Work required: Every line of the data that contains the string "Bayerische" must be copied.

Data for processing:

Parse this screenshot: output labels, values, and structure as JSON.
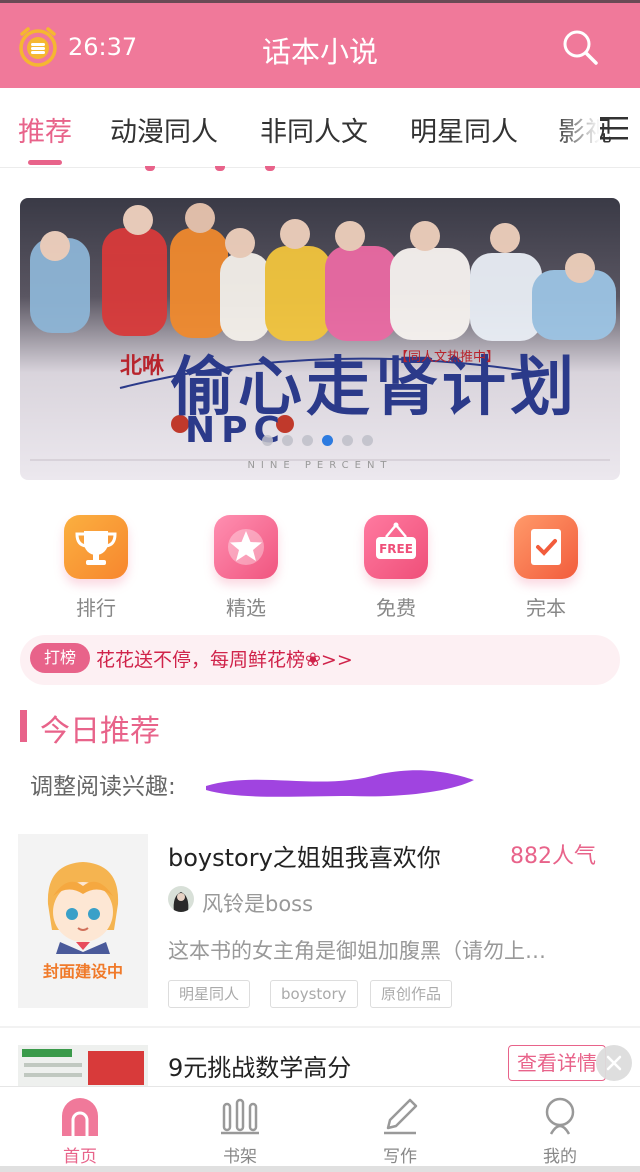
{
  "status": {
    "time": "26:37"
  },
  "header": {
    "title": "话本小说"
  },
  "tabs": [
    {
      "label": "推荐",
      "active": true
    },
    {
      "label": "动漫同人"
    },
    {
      "label": "非同人文"
    },
    {
      "label": "明星同人"
    },
    {
      "label": "影视"
    }
  ],
  "banner": {
    "author": "北咻",
    "title": "偷心走肾计划",
    "tag": "【同人文热推中】",
    "npc": "NPC",
    "footer": "NINE PERCENT",
    "active_dot": 3,
    "dot_count": 6
  },
  "quick_links": [
    {
      "label": "排行",
      "icon": "trophy-icon"
    },
    {
      "label": "精选",
      "icon": "star-icon"
    },
    {
      "label": "免费",
      "icon": "free-sign-icon"
    },
    {
      "label": "完本",
      "icon": "check-book-icon"
    }
  ],
  "promo": {
    "badge": "打榜",
    "text": "花花送不停，每周鲜花榜❀>>"
  },
  "section": {
    "title": "今日推荐",
    "interest_label": "调整阅读兴趣:"
  },
  "book": {
    "title": "boystory之姐姐我喜欢你",
    "popularity": "882人气",
    "author": "风铃是boss",
    "description": "这本书的女主角是御姐加腹黑（请勿上…",
    "cover_text": "封面建设中",
    "tags": [
      "明星同人",
      "boystory",
      "原创作品"
    ]
  },
  "ad": {
    "title": "9元挑战数学高分",
    "button": "查看详情"
  },
  "bottom_nav": [
    {
      "label": "首页",
      "icon": "home-icon",
      "active": true
    },
    {
      "label": "书架",
      "icon": "bookshelf-icon"
    },
    {
      "label": "写作",
      "icon": "pen-icon"
    },
    {
      "label": "我的",
      "icon": "profile-icon"
    }
  ],
  "colors": {
    "brand": "#f0799a",
    "accent": "#e8638a",
    "promo_text": "#d0234a"
  }
}
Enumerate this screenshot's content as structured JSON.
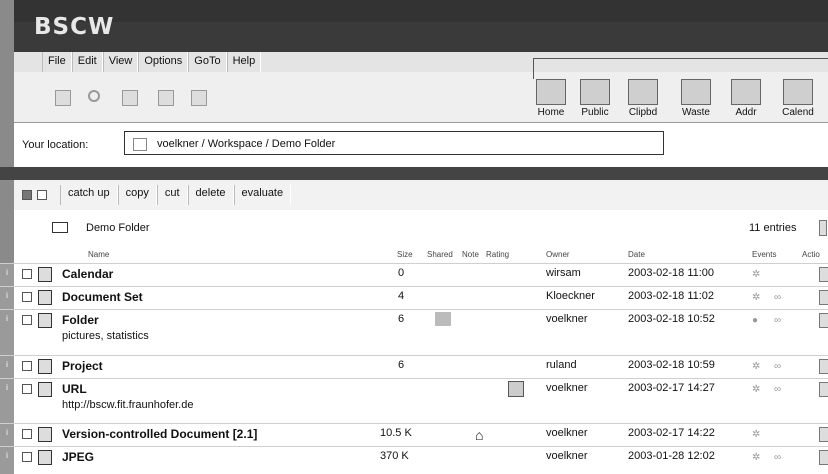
{
  "app": {
    "logo": "BSCW"
  },
  "menu": [
    "File",
    "Edit",
    "View",
    "Options",
    "GoTo",
    "Help"
  ],
  "navigation": [
    "Home",
    "Public",
    "Clipbd",
    "Waste",
    "Addr",
    "Calend"
  ],
  "location": {
    "label": "Your location:",
    "path": "voelkner / Workspace",
    "current": "/ Demo Folder"
  },
  "actions": [
    "catch up",
    "copy",
    "cut",
    "delete",
    "evaluate"
  ],
  "folder": {
    "name": "Demo Folder",
    "entries": "11 entries"
  },
  "columns": [
    "Name",
    "Size",
    "Shared",
    "Note",
    "Rating",
    "Owner",
    "Date",
    "Events",
    "Actio"
  ],
  "rows": [
    {
      "name": "Calendar",
      "size": "0",
      "owner": "wirsam",
      "date": "2003-02-18 11:00"
    },
    {
      "name": "Document Set",
      "size": "4",
      "owner": "Kloeckner",
      "date": "2003-02-18 11:02"
    },
    {
      "name": "Folder",
      "sub": "pictures, statistics",
      "size": "6",
      "owner": "voelkner",
      "date": "2003-02-18 10:52"
    },
    {
      "name": "Project",
      "size": "6",
      "owner": "ruland",
      "date": "2003-02-18 10:59"
    },
    {
      "name": "URL",
      "sub": "http://bscw.fit.fraunhofer.de",
      "size": "",
      "owner": "voelkner",
      "date": "2003-02-17 14:27"
    },
    {
      "name": "Version-controlled Document [2.1]",
      "size": "10.5 K",
      "owner": "voelkner",
      "date": "2003-02-17 14:22"
    },
    {
      "name": "JPEG",
      "size": "370 K",
      "owner": "voelkner",
      "date": "2003-01-28 12:02"
    }
  ],
  "icons": {
    "home": "home-icon",
    "public": "public-icon",
    "clipboard": "clipboard-icon",
    "waste": "trash-icon",
    "address": "address-book-icon",
    "calendar": "calendar-icon"
  }
}
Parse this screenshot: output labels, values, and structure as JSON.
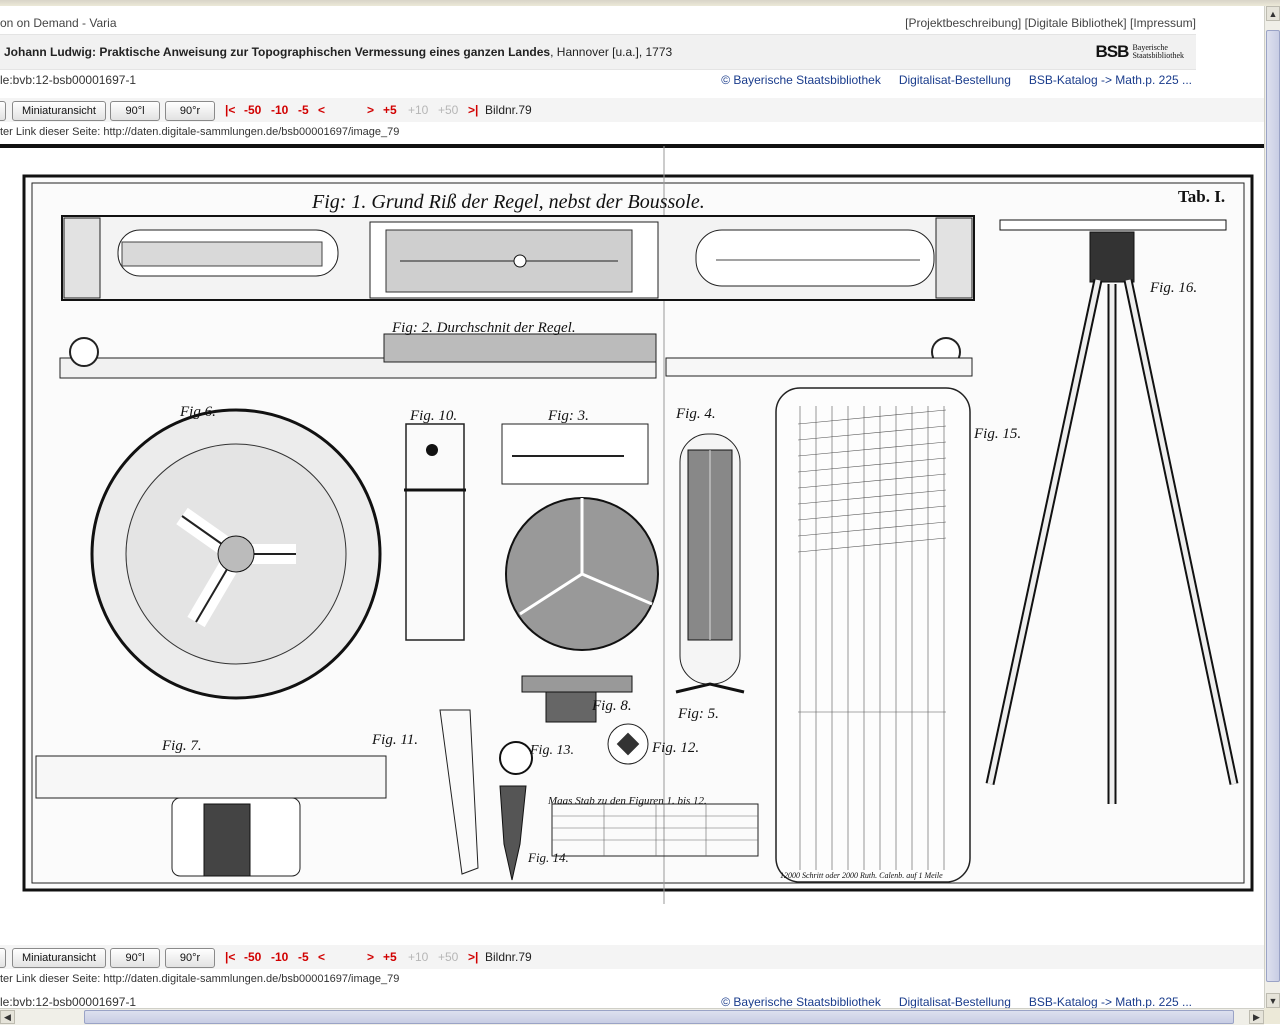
{
  "header": {
    "left_text": "on on Demand - Varia",
    "right_links": [
      "[Projektbeschreibung]",
      "[Digitale Bibliothek]",
      "[Impressum]"
    ]
  },
  "title": {
    "author_title": "Johann Ludwig: Praktische Anweisung zur Topographischen Vermessung eines ganzen Landes",
    "imprint": ", Hannover [u.a.], 1773"
  },
  "logo": {
    "mark": "BSB",
    "line1": "Bayerische",
    "line2": "Staatsbibliothek"
  },
  "info": {
    "urn": "le:bvb:12-bsb00001697-1",
    "links": [
      "© Bayerische Staatsbibliothek",
      "Digitalisat-Bestellung",
      "BSB-Katalog -> Math.p. 225 ..."
    ]
  },
  "nav": {
    "thumbnail_button": "Miniaturansicht",
    "rotate_left": "90°l",
    "rotate_right": "90°r",
    "first": "|<",
    "back50": "-50",
    "back10": "-10",
    "back5": "-5",
    "prev": "<",
    "next": ">",
    "fwd5": "+5",
    "fwd10": "+10",
    "fwd50": "+50",
    "last": ">|",
    "image_number": "Bildnr.79"
  },
  "permalink": {
    "label": "ter Link dieser Seite:",
    "url": "http://daten.digitale-sammlungen.de/bsb00001697/image_79"
  },
  "plate": {
    "fig1": "Fig: 1. Grund Riß der Regel, nebst der Boussole.",
    "fig2": "Fig: 2. Durchschnit der Regel.",
    "tab": "Tab. I.",
    "fig3": "Fig: 3.",
    "fig4": "Fig. 4.",
    "fig5": "Fig: 5.",
    "fig6": "Fig 6.",
    "fig7": "Fig. 7.",
    "fig8": "Fig. 8.",
    "fig10": "Fig. 10.",
    "fig11": "Fig. 11.",
    "fig12": "Fig. 12.",
    "fig13": "Fig. 13.",
    "fig14": "Fig. 14.",
    "fig15": "Fig. 15.",
    "fig16": "Fig. 16.",
    "scale_label": "Maas Stab zu den Figuren 1. bis 12.",
    "scale_bottom": "12000 Schritt oder 2000 Ruth. Calenb. auf 1 Meile"
  },
  "colors": {
    "link": "#1a3c8c",
    "nav_red": "#d10000",
    "nav_gray": "#b6b6b6"
  }
}
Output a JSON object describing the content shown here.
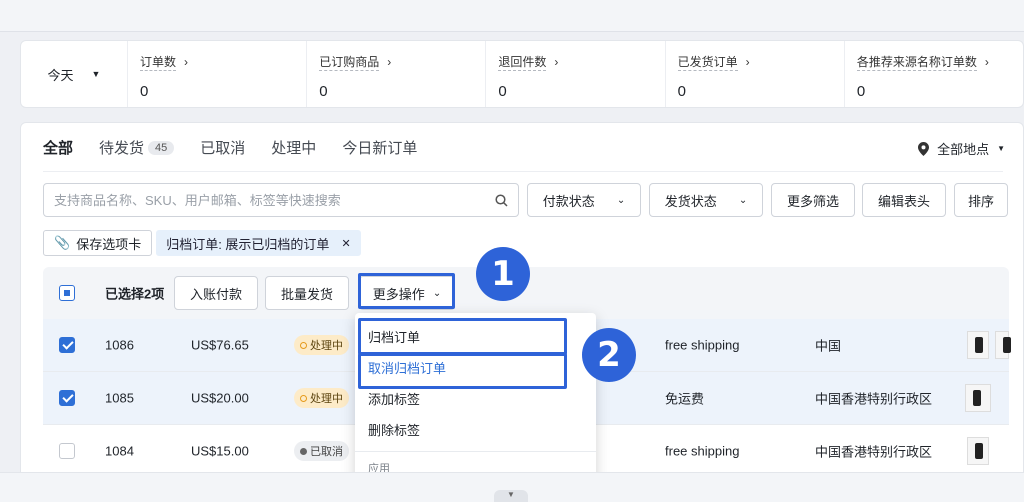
{
  "stats": {
    "period": "今天",
    "items": [
      {
        "label": "订单数",
        "value": "0"
      },
      {
        "label": "已订购商品",
        "value": "0"
      },
      {
        "label": "退回件数",
        "value": "0"
      },
      {
        "label": "已发货订单",
        "value": "0"
      },
      {
        "label": "各推荐来源名称订单数",
        "value": "0"
      }
    ]
  },
  "tabs": [
    {
      "label": "全部"
    },
    {
      "label": "待发货",
      "badge": "45"
    },
    {
      "label": "已取消"
    },
    {
      "label": "处理中"
    },
    {
      "label": "今日新订单"
    }
  ],
  "location": "全部地点",
  "search": {
    "placeholder": "支持商品名称、SKU、用户邮箱、标签等快速搜索"
  },
  "filters": {
    "payment": "付款状态",
    "shipping": "发货状态",
    "more": "更多筛选",
    "edit_header": "编辑表头",
    "sort": "排序"
  },
  "chips": {
    "save": "保存选项卡",
    "filter": "归档订单: 展示已归档的订单"
  },
  "bulk": {
    "selected": "已选择2项",
    "capture": "入账付款",
    "fulfill": "批量发货",
    "more": "更多操作"
  },
  "rows": [
    {
      "id": "1086",
      "amount": "US$76.65",
      "status": "处理中",
      "shipping": "free shipping",
      "region": "中国"
    },
    {
      "id": "1085",
      "amount": "US$20.00",
      "status": "处理中",
      "shipping": "免运费",
      "region": "中国香港特别行政区"
    },
    {
      "id": "1084",
      "amount": "US$15.00",
      "status": "已取消",
      "shipping": "free shipping",
      "region": "中国香港特别行政区"
    }
  ],
  "menu": {
    "archive": "归档订单",
    "unarchive": "取消归档订单",
    "add_tag": "添加标签",
    "remove_tag": "删除标签",
    "apps_group": "应用"
  },
  "callouts": {
    "one": "1",
    "two": "2"
  },
  "colors": {
    "accent": "#2e63d8",
    "processing_bg": "#fdebc8"
  }
}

Answer below:
    "line1": "Bayerische",
      "© Bayerische Staatsbibliothek",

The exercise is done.